Visual layout records
----------------------------------------

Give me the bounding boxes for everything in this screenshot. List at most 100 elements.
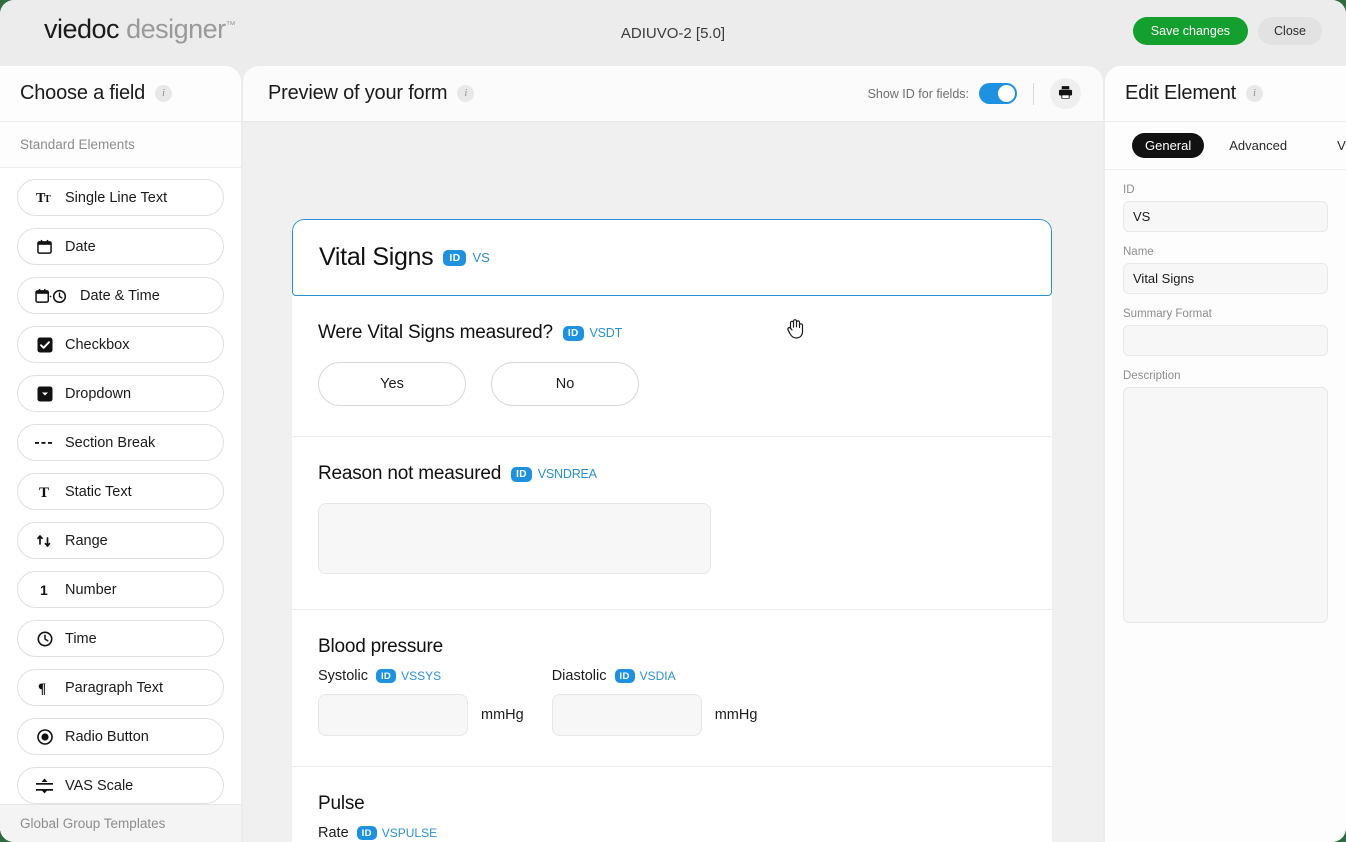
field-chip-label: Range	[65, 532, 108, 549]
question-label: Were Vital Signs measured? ID VSDT	[318, 322, 1026, 344]
systolic-label: Systolic ID VSSYS	[318, 668, 524, 684]
choose-a-field-panel: Choose a field i Standard Elements TT Si…	[0, 66, 241, 842]
form-section-pulse: Pulse Rate ID VSPULSE bpm	[292, 767, 1052, 842]
toggle-knob	[998, 85, 1015, 102]
id-badge: ID	[614, 669, 635, 683]
id-badge: ID	[375, 669, 397, 683]
form-title-row: Vital Signs ID VS	[319, 243, 490, 272]
panels-container: Choose a field i Standard Elements TT Si…	[0, 66, 1346, 842]
field-chip-checkbox[interactable]: Checkbox	[17, 326, 224, 363]
field-chip-label: Static Text	[65, 483, 132, 500]
id-badge: ID	[356, 826, 377, 840]
preview-panel-header: Preview of your form i Show ID for field…	[243, 66, 1103, 122]
field-chip-number[interactable]: 1 Number	[17, 571, 224, 608]
save-changes-button[interactable]: Save changes	[1132, 17, 1249, 45]
field-chip-date[interactable]: Date	[17, 228, 224, 265]
preview-panel-title: Preview of your form	[268, 82, 448, 104]
diastolic-unit: mmHg	[714, 707, 758, 723]
numeral-one-icon: 1	[35, 580, 54, 599]
summary-format-field-input[interactable]	[1123, 325, 1328, 356]
vas-scale-icon	[35, 776, 54, 795]
field-chip-static-text[interactable]: T Static Text	[17, 473, 224, 510]
systolic-unit: mmHg	[481, 707, 524, 723]
description-field-label: Description	[1123, 370, 1181, 382]
divider	[1033, 82, 1034, 105]
right-panel-header: Edit Element i	[1105, 66, 1346, 122]
tab-visibility[interactable]: Visibility	[1324, 133, 1346, 158]
info-icon[interactable]: i	[457, 85, 475, 102]
left-panel-header: Choose a field i	[0, 66, 241, 122]
show-id-toggle[interactable]	[979, 83, 1017, 104]
field-chip-time[interactable]: Time	[17, 620, 224, 657]
field-chip-label: Single Line Text	[65, 189, 168, 206]
show-id-toggle-group: Show ID for fields:	[868, 83, 1017, 104]
field-chip-section-break[interactable]: Section Break	[17, 424, 224, 461]
svg-text:¶: ¶	[38, 681, 46, 695]
field-chip-paragraph-text[interactable]: ¶ Paragraph Text	[17, 669, 224, 706]
name-field-label: Name	[1123, 246, 1154, 258]
id-value: VSSYS	[401, 669, 442, 683]
edit-element-panel: Edit Element i General Advanced Visibili…	[1105, 66, 1346, 842]
field-chip-range[interactable]: Range	[17, 522, 224, 559]
name-field-input[interactable]	[1123, 263, 1328, 294]
clock-icon	[35, 629, 54, 648]
field-chip-label: Radio Button	[65, 728, 149, 745]
option-no-button[interactable]: No	[491, 362, 639, 406]
question-text: Reason not measured	[318, 463, 502, 484]
edit-element-fields: ID Name Summary Format Description	[1105, 170, 1346, 628]
blood-pressure-inputs: Systolic ID VSSYS mmHg Diastolic ID VSDI…	[318, 668, 1026, 736]
diastolic-label: Diastolic ID VSDIA	[552, 668, 758, 684]
form-canvas: Vital Signs ID VS Were Vital Signs measu…	[243, 123, 1103, 842]
radio-button-icon	[35, 727, 54, 746]
form-header-selected[interactable]: Vital Signs ID VS	[292, 219, 1052, 296]
sub-label-text: Rate	[318, 825, 349, 841]
field-chip-label: Date & Time	[80, 287, 160, 304]
section-title: Blood pressure	[318, 636, 443, 657]
form-card: Vital Signs ID VS Were Vital Signs measu…	[292, 219, 1052, 842]
field-type-list[interactable]: TT Single Line Text Date Date & Time Che…	[0, 169, 241, 804]
svg-text:T: T	[44, 194, 51, 205]
systolic-input-line: mmHg	[318, 694, 524, 736]
field-chip-dropdown[interactable]: Dropdown	[17, 375, 224, 412]
id-field-input[interactable]	[1123, 201, 1328, 232]
section-title: Pulse	[318, 793, 365, 814]
id-field-label: ID	[1123, 184, 1135, 196]
diastolic-group: Diastolic ID VSDIA mmHg	[551, 668, 758, 736]
option-yes-button[interactable]: Yes	[318, 362, 466, 406]
systolic-input[interactable]	[318, 694, 468, 736]
field-chip-label: Paragraph Text	[65, 679, 164, 696]
close-button[interactable]: Close	[1258, 17, 1322, 45]
field-chip-single-line-text[interactable]: TT Single Line Text	[17, 179, 224, 216]
global-group-templates-label[interactable]: Global Group Templates	[0, 804, 241, 842]
tab-general[interactable]: General	[1132, 133, 1205, 158]
sub-label-text: Diastolic	[551, 668, 607, 684]
tab-advanced[interactable]: Advanced	[1216, 133, 1300, 158]
field-chip-label: Date	[65, 238, 96, 255]
edit-element-tabs: General Advanced Visibility	[1105, 122, 1346, 170]
text-format-icon: TT	[35, 188, 54, 207]
id-value: VSNDREA	[537, 467, 597, 481]
question-text: Were Vital Signs measured?	[318, 322, 553, 343]
sub-label-text: Systolic	[318, 668, 368, 684]
brand-secondary: designer	[126, 14, 226, 44]
field-chip-label: VAS Scale	[65, 777, 134, 794]
right-panel-title: Edit Element	[1125, 82, 1236, 104]
diastolic-input[interactable]	[551, 694, 702, 736]
question-label: Reason not measured ID VSNDREA	[318, 463, 1026, 485]
field-chip-date-time[interactable]: Date & Time	[17, 277, 224, 314]
top-bar: viedoc designer™ ADIUVO-2 [5.0] Save cha…	[0, 0, 1346, 66]
top-bar-actions: Save changes Close	[1132, 17, 1322, 45]
calendar-icon	[35, 237, 54, 256]
id-badge: ID	[443, 249, 467, 266]
choice-options: Yes No	[318, 362, 1026, 406]
left-panel-title: Choose a field	[20, 82, 146, 104]
field-chip-vas-scale[interactable]: VAS Scale	[17, 767, 224, 804]
print-button[interactable]	[1050, 78, 1081, 109]
info-icon[interactable]: i	[155, 85, 173, 102]
field-chip-radio-button[interactable]: Radio Button	[17, 718, 224, 755]
info-icon[interactable]: i	[1246, 85, 1263, 102]
description-field-input[interactable]	[1123, 387, 1328, 623]
field-chip-label: Time	[65, 630, 97, 647]
reason-not-measured-input[interactable]	[318, 503, 711, 574]
diastolic-input-line: mmHg	[551, 694, 758, 736]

----------------------------------------

● Given exercise
Format every line of the records above as a JSON list of strings, one string per line, leaving out blank lines and the pictures.

● Correct output
[
  "Give me the bounding boxes for everything in this screenshot. List at most 100 elements.",
  "field-chip-label: Range\t[65, 532, 108, 549]",
  "question-label: Were Vital Signs measured? ID VSDT\t[318, 322, 1026, 344]",
  "systolic-label: Systolic ID VSSYS\t[318, 668, 524, 684]",
  "choose-a-field-panel: Choose a field i Standard Elements TT Si…\t[0, 66, 241, 842]",
  "form-section-pulse: Pulse Rate ID VSPULSE bpm\t[292, 767, 1052, 842]",
  "toggle-knob\t[998, 85, 1015, 102]",
  "id-badge: ID\t[614, 669, 635, 683]",
  "id-badge: ID\t[375, 669, 397, 683]",
  "form-title-row: Vital Signs ID VS\t[319, 243, 490, 272]",
  "panels-container: Choose a field i Standard Elements TT Si…\t[0, 66, 1346, 842]",
  "field-chip-checkbox[interactable]: Checkbox\t[17, 326, 224, 363]",
  "field-chip-label: Static Text\t[65, 483, 132, 500]",
  "id-badge: ID\t[356, 826, 377, 840]",
  "preview-panel-header: Preview of your form i Show ID for field…\t[243, 66, 1103, 122]",
  "field-chip-number[interactable]: 1 Number\t[17, 571, 224, 608]",
  "save-changes-button[interactable]: Save changes\t[1132, 17, 1249, 45]",
  "field-chip-date[interactable]: Date\t[17, 228, 224, 265]",
  "preview-panel-title: Preview of your form\t[268, 82, 448, 104]",
  "diastolic-unit: mmHg\t[714, 707, 758, 723]",
  "numeral-one-icon: 1\t[35, 580, 54, 599]",
  "summary-format-field-input[interactable]\t[1123, 325, 1328, 356]",
  "vas-scale-icon\t[35, 776, 54, 795]",
  "field-chip-static-text[interactable]: T Static Text\t[17, 473, 224, 510]",
  "systolic-unit: mmHg\t[481, 707, 524, 723]",
  "description-field-label: Description\t[1123, 370, 1181, 382]",
  "divider\t[1033, 82, 1034, 105]",
  "right-panel-header: Edit Element i\t[1105, 66, 1346, 122]",
  "tab-visibility[interactable]: Visibility\t[1324, 133, 1346, 158]",
  "info-icon[interactable]: i\t[457, 85, 475, 102]",
  "left-panel-header: Choose a field i\t[0, 66, 241, 122]",
  "show-id-toggle[interactable]\t[979, 83, 1017, 104]",
  "field-chip-time[interactable]: Time\t[17, 620, 224, 657]",
  "field-chip-label: Single Line Text\t[65, 189, 168, 206]",
  "show-id-toggle-group: Show ID for fields:\t[868, 83, 1017, 104]",
  "field-chip-section-break[interactable]: Section Break\t[17, 424, 224, 461]",
  "svg-text:¶: ¶\t[38, 681, 46, 695]",
  "field-chip-paragraph-text[interactable]: ¶ Paragraph Text\t[17, 669, 224, 706]",
  "name-field-label: Name\t[1123, 246, 1154, 258]",
  "id-value: VSSYS\t[401, 669, 442, 683]",
  "edit-element-panel: Edit Element i General Advanced Visibili…\t[1105, 66, 1346, 842]",
  "field-chip-range[interactable]: Range\t[17, 522, 224, 559]",
  "name-field-input[interactable]\t[1123, 263, 1328, 294]",
  "clock-icon\t[35, 629, 54, 648]",
  "field-chip-label: Radio Button\t[65, 728, 149, 745]",
  "option-no-button[interactable]: No\t[491, 362, 639, 406]",
  "question-text: Reason not measured\t[318, 463, 502, 484]",
  "edit-element-fields: ID Name Summary Format Description\t[1105, 170, 1346, 628]",
  "blood-pressure-inputs: Systolic ID VSSYS mmHg Diastolic ID VSDI…\t[318, 668, 1026, 736]",
  "diastolic-label: Diastolic ID VSDIA\t[552, 668, 758, 684]",
  "form-canvas: Vital Signs ID VS Were Vital Signs measu…\t[243, 123, 1103, 842]",
  "radio-button-icon\t[35, 727, 54, 746]",
  "form-header-selected[interactable]: Vital Signs ID VS\t[292, 219, 1052, 296]",
  "sub-label-text: Rate\t[318, 825, 349, 841]",
  "field-chip-label: Date & Time\t[80, 287, 160, 304]",
  "section-title: Blood pressure\t[318, 636, 443, 657]",
  "form-card: Vital Signs ID VS Were Vital Signs measu…\t[292, 219, 1052, 842]",
  "field-type-list[interactable]: TT Single Line Text Date Date & Time Che…\t[0, 169, 241, 804]",
  "svg-text:T: T\t[44, 194, 51, 205]",
  "systolic-input-line: mmHg\t[318, 694, 524, 736]",
  "field-chip-dropdown[interactable]: Dropdown\t[17, 375, 224, 412]",
  "id-field-input[interactable]\t[1123, 201, 1328, 232]",
  "section-title: Pulse\t[318, 793, 365, 814]",
  "id-field-label: ID\t[1123, 184, 1135, 196]",
  "diastolic-group: Diastolic ID VSDIA mmHg\t[551, 668, 758, 736]",
  "option-yes-button[interactable]: Yes\t[318, 362, 466, 406]",
  "systolic-input[interactable]\t[318, 694, 468, 736]",
  "field-chip-label: Paragraph Text\t[65, 679, 164, 696]",
  "close-button[interactable]: Close\t[1258, 17, 1322, 45]",
  "field-chip-single-line-text[interactable]: TT Single Line Text\t[17, 179, 224, 216]",
  "global-group-templates-label[interactable]: Global Group Templates\t[0, 804, 241, 842]",
  "tab-general[interactable]: General\t[1132, 133, 1205, 158]",
  "sub-label-text: Diastolic\t[551, 668, 607, 684]",
  "tab-advanced[interactable]: Advanced\t[1216, 133, 1300, 158]",
  "field-chip-label: Date\t[65, 238, 96, 255]",
  "edit-element-tabs: General Advanced Visibility\t[1105, 122, 1346, 170]",
  "text-format-icon: TT\t[35, 188, 54, 207]",
  "id-value: VSNDREA\t[537, 467, 597, 481]",
  "question-text: Were Vital Signs measured?\t[318, 322, 553, 343]",
  "sub-label-text: Systolic\t[318, 668, 368, 684]",
  "brand-secondary: designer\t[126, 14, 226, 44]",
  "field-chip-label: VAS Scale\t[65, 777, 134, 794]",
  "right-panel-title: Edit Element\t[1125, 82, 1236, 104]",
  "diastolic-input[interactable]\t[551, 694, 702, 736]",
  "question-label: Reason not measured ID VSNDREA\t[318, 463, 1026, 485]",
  "field-chip-date-time[interactable]: Date & Time\t[17, 277, 224, 314]",
  "top-bar: viedoc designer™ ADIUVO-2 [5.0] Save cha…\t[0, 0, 1346, 66]",
  "top-bar-actions: Save changes Close\t[1132, 17, 1322, 45]",
  "calendar-icon\t[35, 237, 54, 256]",
  "id-badge: ID\t[443, 249, 467, 266]",
  "choice-options: Yes No\t[318, 362, 1026, 406]",
  "left-panel-title: Choose a field\t[20, 82, 146, 104]",
  "field-chip-vas-scale[interactable]: VAS Scale\t[17, 767, 224, 804]",
  "print-button[interactable]\t[1050, 78, 1081, 109]",
  "info-icon[interactable]: i\t[155, 85, 173, 102]",
  "field-chip-radio-button[interactable]: Radio Button\t[17, 718, 224, 755]",
  "info-icon[interactable]: i\t[1246, 85, 1263, 102]",
  "description-field-input[interactable]\t[1123, 387, 1328, 623]",
  "field-chip-label: Time\t[65, 630, 97, 647]",
  "reason-not-measured-input[interactable]\t[318, 503, 711, 574]",
  "diastolic-input-line: mmHg\t[551, 694, 758, 736]"
]